## Start RECORDS

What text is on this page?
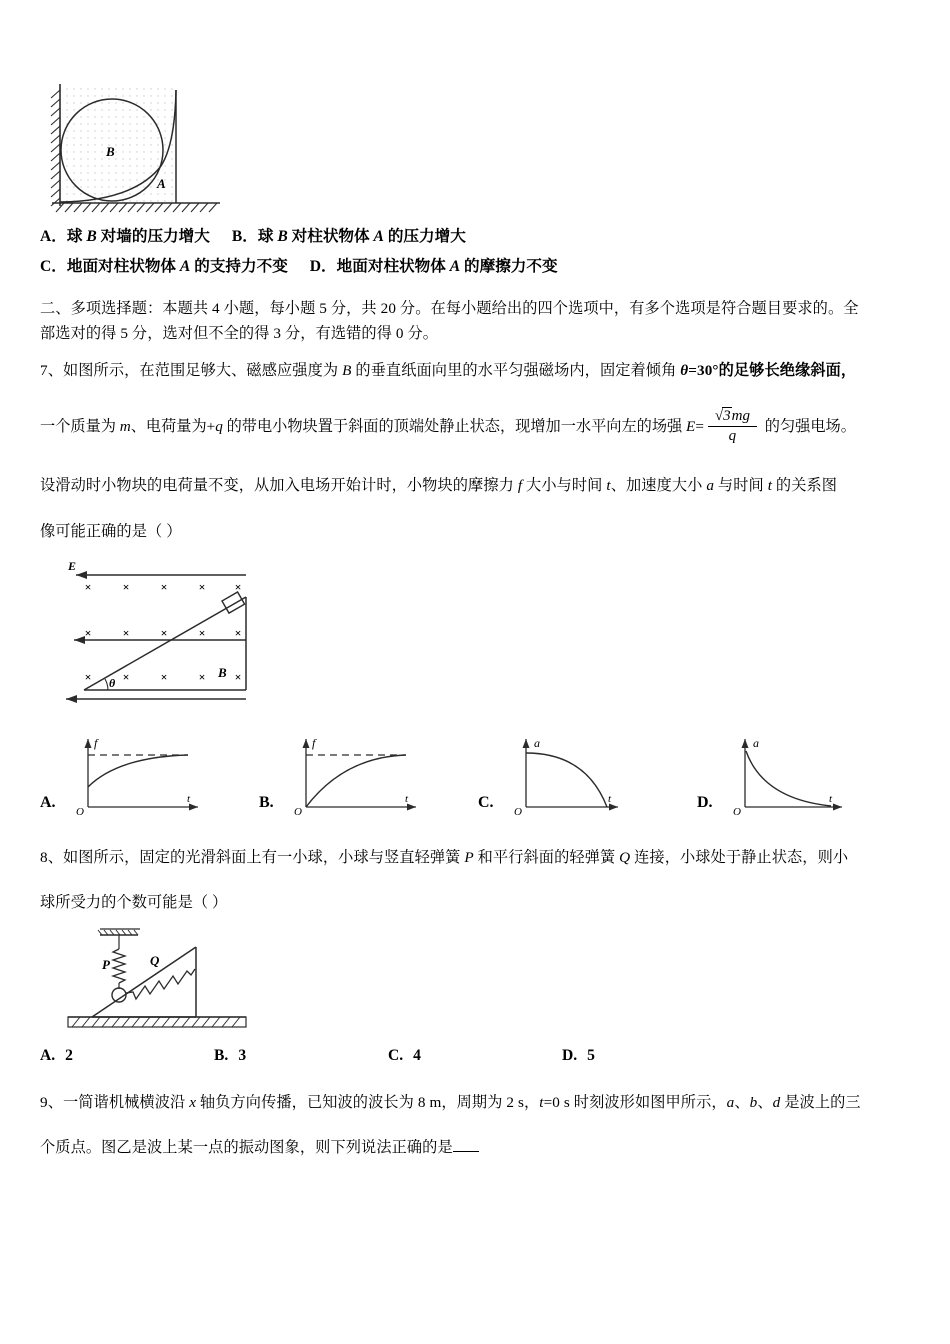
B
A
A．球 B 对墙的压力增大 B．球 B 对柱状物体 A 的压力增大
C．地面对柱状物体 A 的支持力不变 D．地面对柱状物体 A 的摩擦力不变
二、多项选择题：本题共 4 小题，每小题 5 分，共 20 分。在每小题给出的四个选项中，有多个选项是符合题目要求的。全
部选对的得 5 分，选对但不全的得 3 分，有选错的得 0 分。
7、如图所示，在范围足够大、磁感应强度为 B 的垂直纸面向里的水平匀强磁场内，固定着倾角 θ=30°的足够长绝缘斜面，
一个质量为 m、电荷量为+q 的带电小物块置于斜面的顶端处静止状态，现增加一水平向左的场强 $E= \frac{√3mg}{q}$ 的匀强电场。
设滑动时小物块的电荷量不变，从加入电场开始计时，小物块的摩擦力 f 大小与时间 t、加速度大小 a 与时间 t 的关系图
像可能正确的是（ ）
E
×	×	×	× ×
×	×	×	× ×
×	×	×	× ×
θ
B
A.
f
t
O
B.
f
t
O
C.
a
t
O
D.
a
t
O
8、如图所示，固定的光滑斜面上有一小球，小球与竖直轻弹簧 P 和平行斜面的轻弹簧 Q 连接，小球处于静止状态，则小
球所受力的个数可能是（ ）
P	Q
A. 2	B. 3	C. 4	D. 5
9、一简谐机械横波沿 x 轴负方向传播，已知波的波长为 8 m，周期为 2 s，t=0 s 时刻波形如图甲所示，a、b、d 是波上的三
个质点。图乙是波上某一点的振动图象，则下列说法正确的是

## End RECORDS

EXERCISE GOAL -> Write out all the records again, exactly, minus any pictures.

OUTPUT BELOW ->
What text is on this page?
B
A
A．球 B 对墙的压力增大 B．球 B 对柱状物体 A 的压力增大
C．地面对柱状物体 A 的支持力不变 D．地面对柱状物体 A 的摩擦力不变
二、多项选择题：本题共 4 小题，每小题 5 分，共 20 分。在每小题给出的四个选项中，有多个选项是符合题目要求的。全
部选对的得 5 分，选对但不全的得 3 分，有选错的得 0 分。
7、如图所示，在范围足够大、磁感应强度为 B 的垂直纸面向里的水平匀强磁场内，固定着倾角 θ=30°的足够长绝缘斜面，
一个质量为 m、电荷量为+q 的带电小物块置于斜面的顶端处静止状态，现增加一水平向左的场强 $E= \frac{√3mg}{q}$ 的匀强电场。
设滑动时小物块的电荷量不变，从加入电场开始计时，小物块的摩擦力 f 大小与时间 t、加速度大小 a 与时间 t 的关系图
像可能正确的是（ ）
E
×	×	×	× ×
×	×	×	× ×
×	×	×	× ×
θ
B
A.
f
t
O
B.
f
t
O
C.
a
t
O
D.
a
t
O
8、如图所示，固定的光滑斜面上有一小球，小球与竖直轻弹簧 P 和平行斜面的轻弹簧 Q 连接，小球处于静止状态，则小
球所受力的个数可能是（ ）
P	Q
A. 2	B. 3	C. 4	D. 5
9、一简谐机械横波沿 x 轴负方向传播，已知波的波长为 8 m，周期为 2 s，t=0 s 时刻波形如图甲所示，a、b、d 是波上的三
个质点。图乙是波上某一点的振动图象，则下列说法正确的是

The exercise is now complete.